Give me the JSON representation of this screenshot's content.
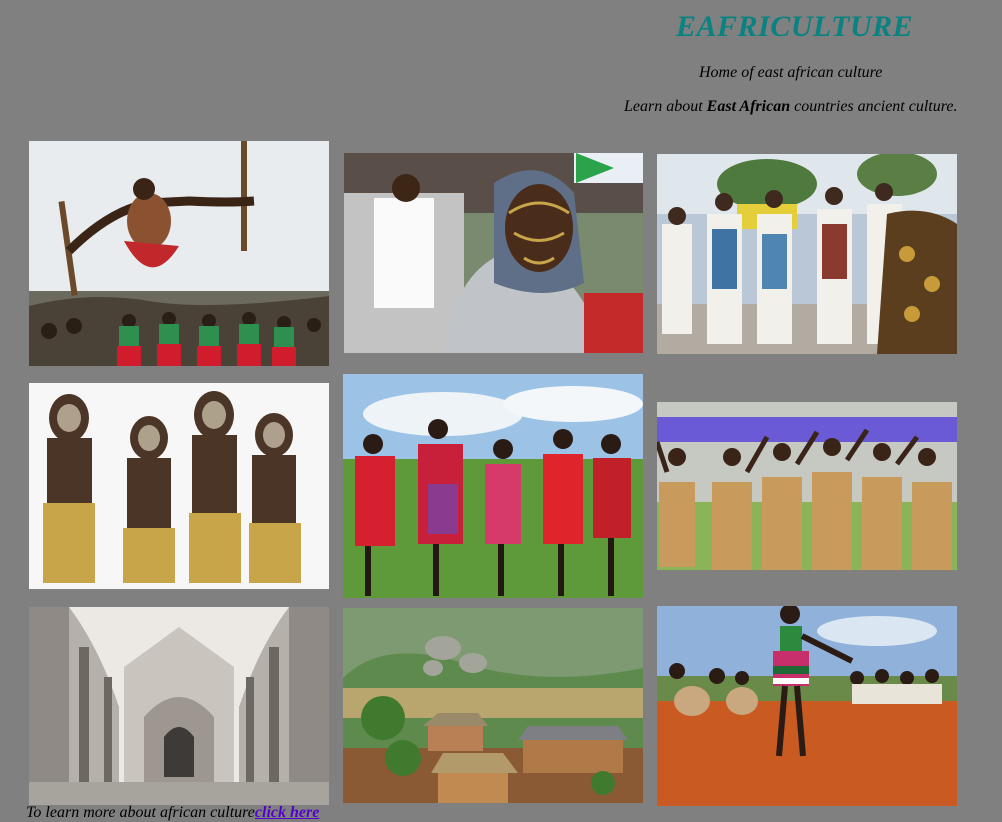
{
  "header": {
    "title": "EAFRICULTURE",
    "tagline": "Home of east african culture",
    "intro_prefix": "Learn about ",
    "intro_bold": "East African",
    "intro_suffix": " countries ancient culture."
  },
  "gallery": {
    "photos": [
      {
        "name": "jumping-dancer-photo"
      },
      {
        "name": "veiled-woman-photo"
      },
      {
        "name": "sword-dancers-photo"
      },
      {
        "name": "painted-children-photo"
      },
      {
        "name": "maasai-group-photo"
      },
      {
        "name": "grass-skirt-dancers-photo"
      },
      {
        "name": "ruined-cathedral-photo"
      },
      {
        "name": "village-landscape-photo"
      },
      {
        "name": "red-earth-dancer-photo"
      }
    ]
  },
  "footer": {
    "text": "To learn more about african culture",
    "link_label": "click here"
  },
  "colors": {
    "background": "#808080",
    "title": "#0b8282",
    "link": "#5500cc"
  }
}
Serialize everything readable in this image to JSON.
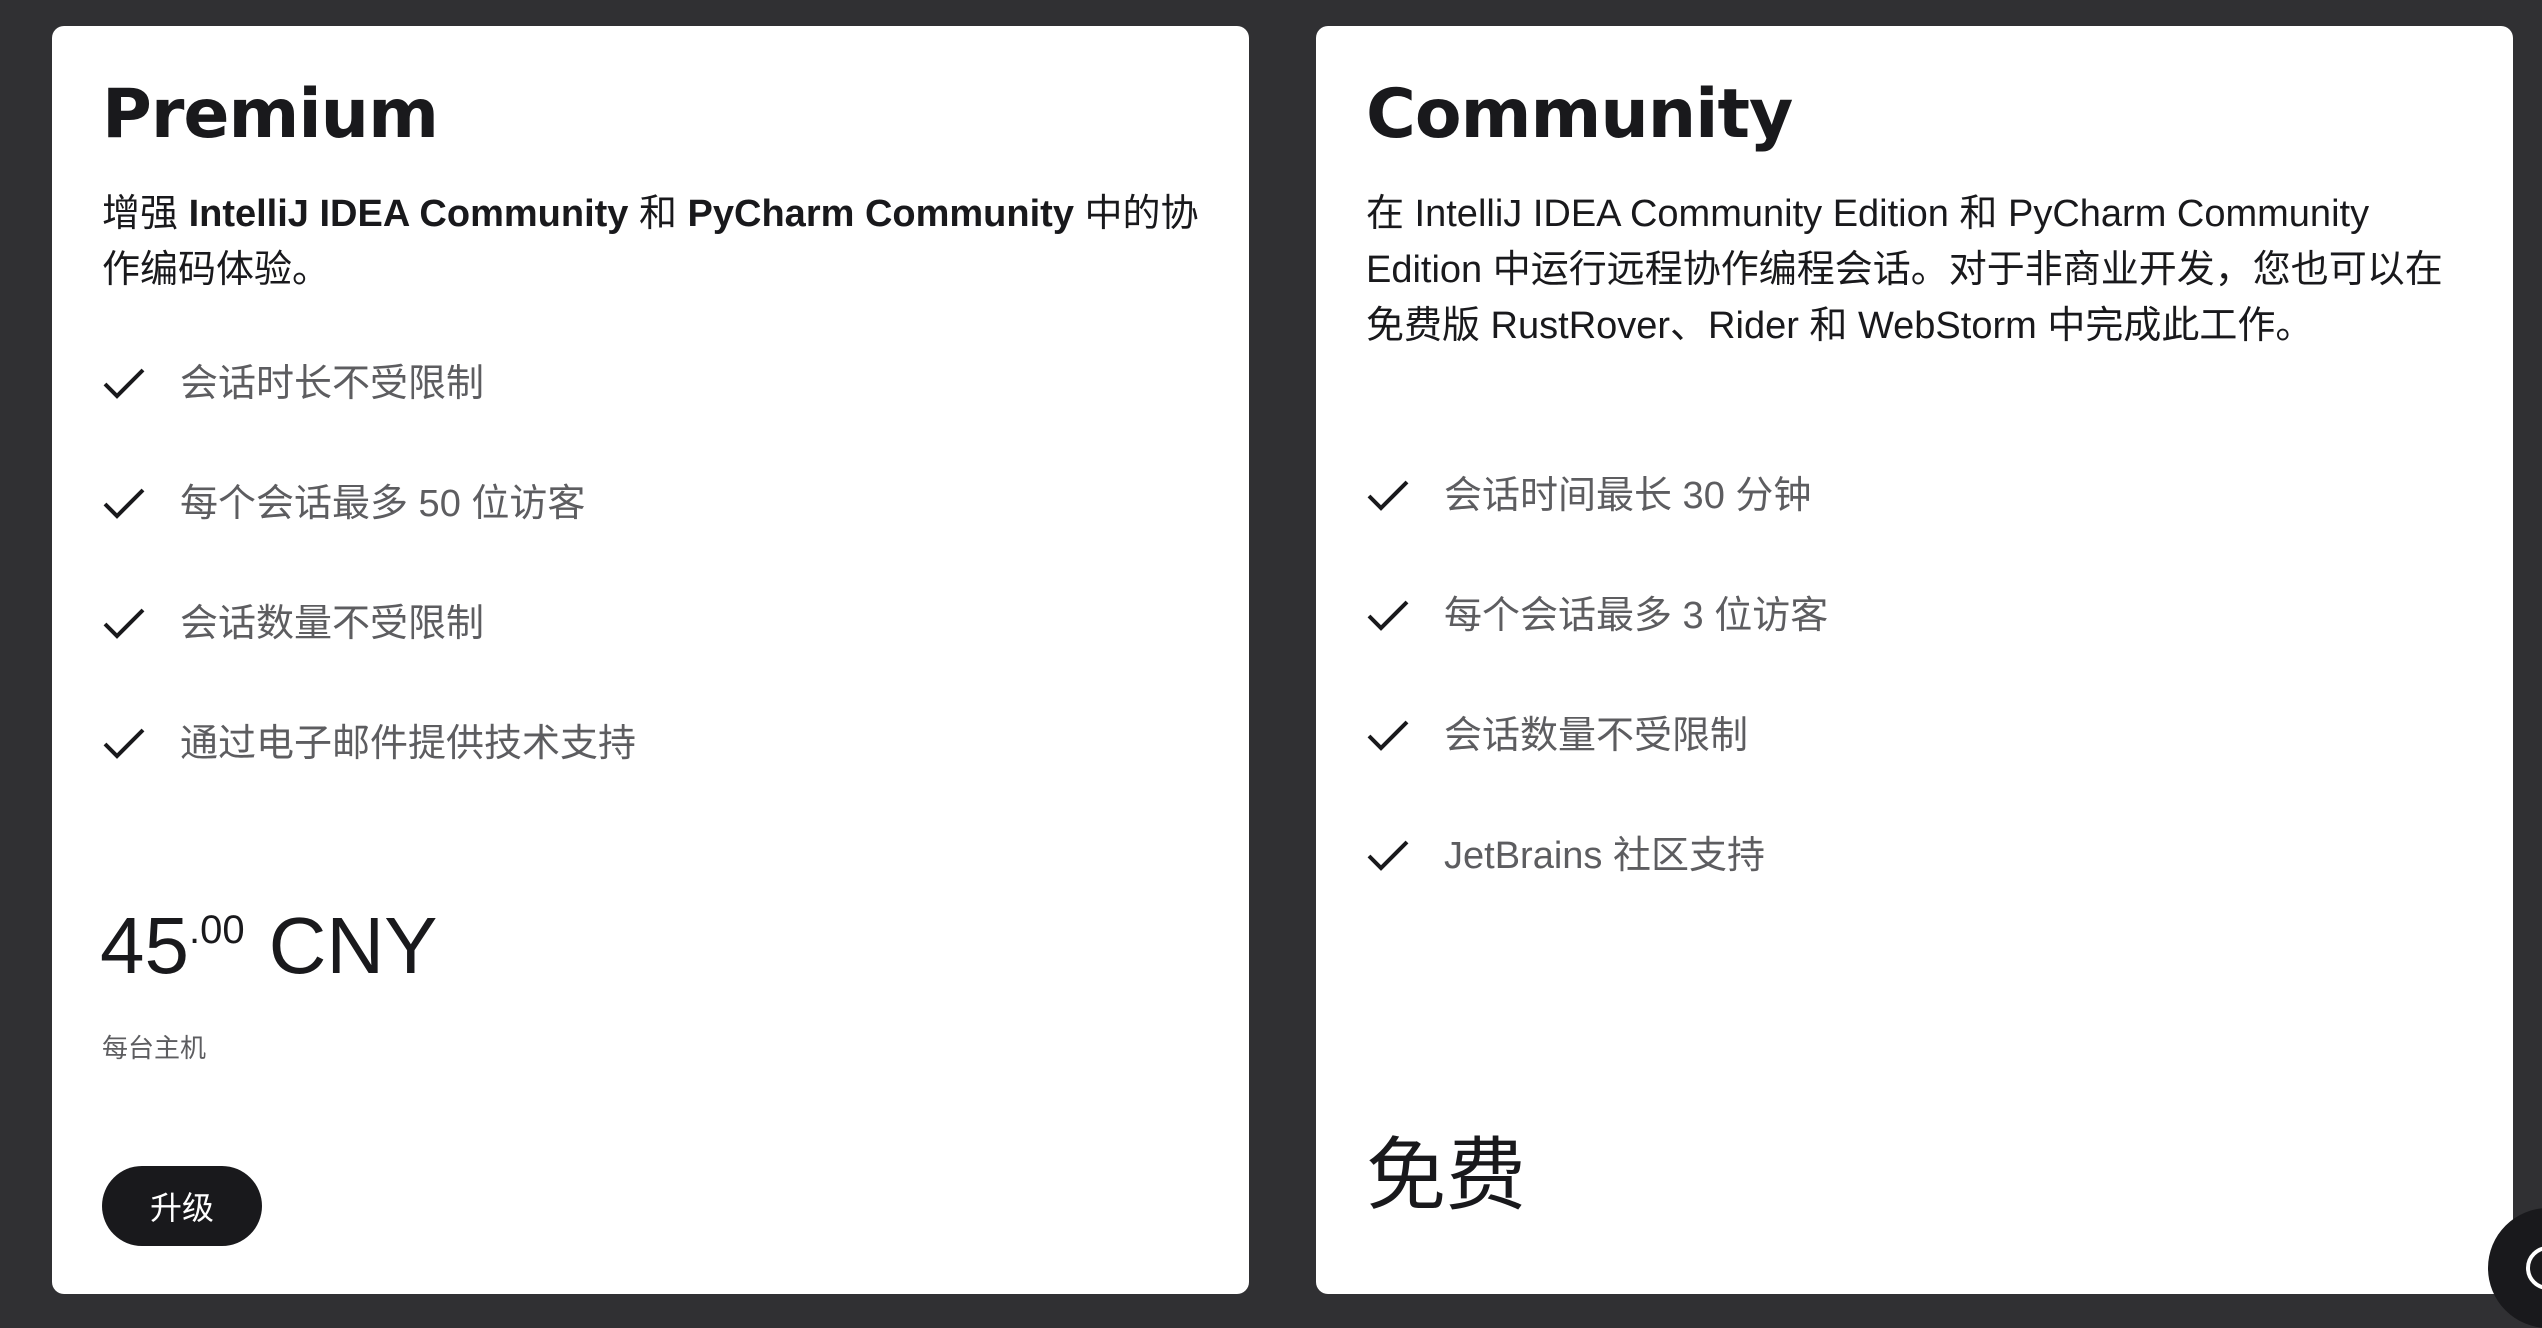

▶ _Request_
Copy out the whole listing exactly, and don't carry over any pictures.

▶ _Output_
Give me the JSON representation of this screenshot's content.
{
  "header": {
    "title": "EAFRICULTURE",
    "tagline": "Home of east african culture",
    "intro_prefix": "Learn about ",
    "intro_bold": "East African",
    "intro_suffix": " countries ancient culture."
  },
  "gallery": {
    "photos": [
      {
        "name": "jumping-dancer-photo"
      },
      {
        "name": "veiled-woman-photo"
      },
      {
        "name": "sword-dancers-photo"
      },
      {
        "name": "painted-children-photo"
      },
      {
        "name": "maasai-group-photo"
      },
      {
        "name": "grass-skirt-dancers-photo"
      },
      {
        "name": "ruined-cathedral-photo"
      },
      {
        "name": "village-landscape-photo"
      },
      {
        "name": "red-earth-dancer-photo"
      }
    ]
  },
  "footer": {
    "text": "To learn more about african culture",
    "link_label": "click here"
  },
  "colors": {
    "background": "#808080",
    "title": "#0b8282",
    "link": "#5500cc"
  }
}
Serialize everything readable in this image to JSON.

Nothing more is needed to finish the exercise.